## Goal
Give back every line exactly as it appears, pictures excluded.

::: The data :::

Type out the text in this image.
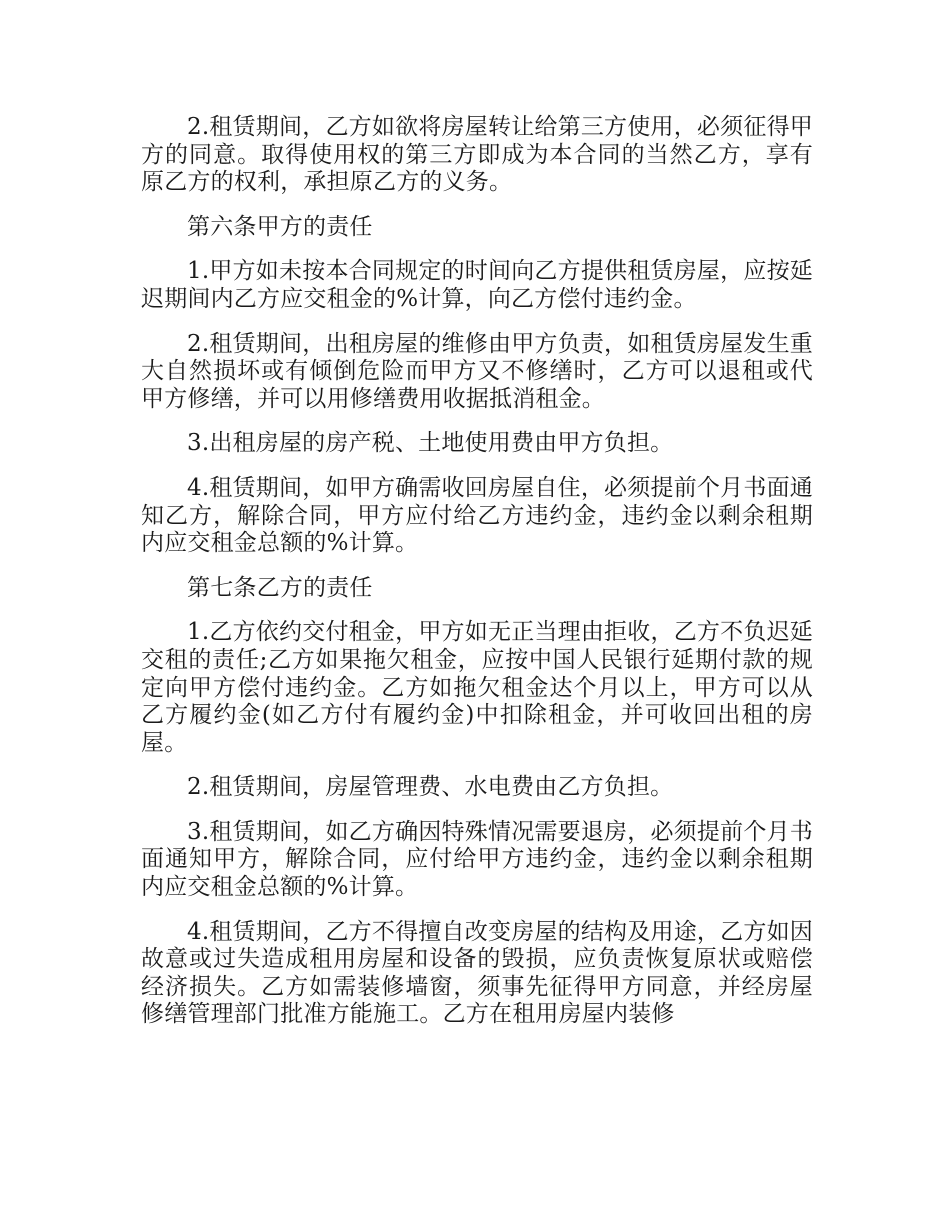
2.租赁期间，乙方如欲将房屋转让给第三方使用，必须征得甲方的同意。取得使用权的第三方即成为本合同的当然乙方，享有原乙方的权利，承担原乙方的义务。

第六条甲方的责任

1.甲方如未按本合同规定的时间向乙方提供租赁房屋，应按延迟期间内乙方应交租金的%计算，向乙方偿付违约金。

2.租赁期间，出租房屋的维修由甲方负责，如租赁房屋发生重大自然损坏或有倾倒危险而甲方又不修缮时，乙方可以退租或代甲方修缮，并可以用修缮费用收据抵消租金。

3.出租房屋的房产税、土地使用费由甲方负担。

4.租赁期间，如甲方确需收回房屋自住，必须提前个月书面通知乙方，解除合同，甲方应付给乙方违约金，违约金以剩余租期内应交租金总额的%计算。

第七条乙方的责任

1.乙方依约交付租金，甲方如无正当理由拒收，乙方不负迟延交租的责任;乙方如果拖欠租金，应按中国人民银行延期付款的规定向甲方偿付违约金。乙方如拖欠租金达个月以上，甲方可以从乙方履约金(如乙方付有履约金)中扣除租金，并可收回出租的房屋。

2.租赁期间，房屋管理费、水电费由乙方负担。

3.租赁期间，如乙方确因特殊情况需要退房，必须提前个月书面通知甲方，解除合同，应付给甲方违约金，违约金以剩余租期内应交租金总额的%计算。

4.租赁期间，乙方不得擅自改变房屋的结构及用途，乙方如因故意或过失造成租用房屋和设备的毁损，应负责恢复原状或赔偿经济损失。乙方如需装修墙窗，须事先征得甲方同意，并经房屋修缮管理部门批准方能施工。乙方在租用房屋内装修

:::

## Exercise result
Type out the text in this image.
2.租赁期间，乙方如欲将房屋转让给第三方使用，必须征得甲方的同意。取得使用权的第三方即成为本合同的当然乙方，享有原乙方的权利，承担原乙方的义务。

第六条甲方的责任

1.甲方如未按本合同规定的时间向乙方提供租赁房屋，应按延迟期间内乙方应交租金的%计算，向乙方偿付违约金。

2.租赁期间，出租房屋的维修由甲方负责，如租赁房屋发生重大自然损坏或有倾倒危险而甲方又不修缮时，乙方可以退租或代甲方修缮，并可以用修缮费用收据抵消租金。

3.出租房屋的房产税、土地使用费由甲方负担。

4.租赁期间，如甲方确需收回房屋自住，必须提前个月书面通知乙方，解除合同，甲方应付给乙方违约金，违约金以剩余租期内应交租金总额的%计算。

第七条乙方的责任

1.乙方依约交付租金，甲方如无正当理由拒收，乙方不负迟延交租的责任;乙方如果拖欠租金，应按中国人民银行延期付款的规定向甲方偿付违约金。乙方如拖欠租金达个月以上，甲方可以从乙方履约金(如乙方付有履约金)中扣除租金，并可收回出租的房屋。

2.租赁期间，房屋管理费、水电费由乙方负担。

3.租赁期间，如乙方确因特殊情况需要退房，必须提前个月书面通知甲方，解除合同，应付给甲方违约金，违约金以剩余租期内应交租金总额的%计算。

4.租赁期间，乙方不得擅自改变房屋的结构及用途，乙方如因故意或过失造成租用房屋和设备的毁损，应负责恢复原状或赔偿经济损失。乙方如需装修墙窗，须事先征得甲方同意，并经房屋修缮管理部门批准方能施工。乙方在租用房屋内装修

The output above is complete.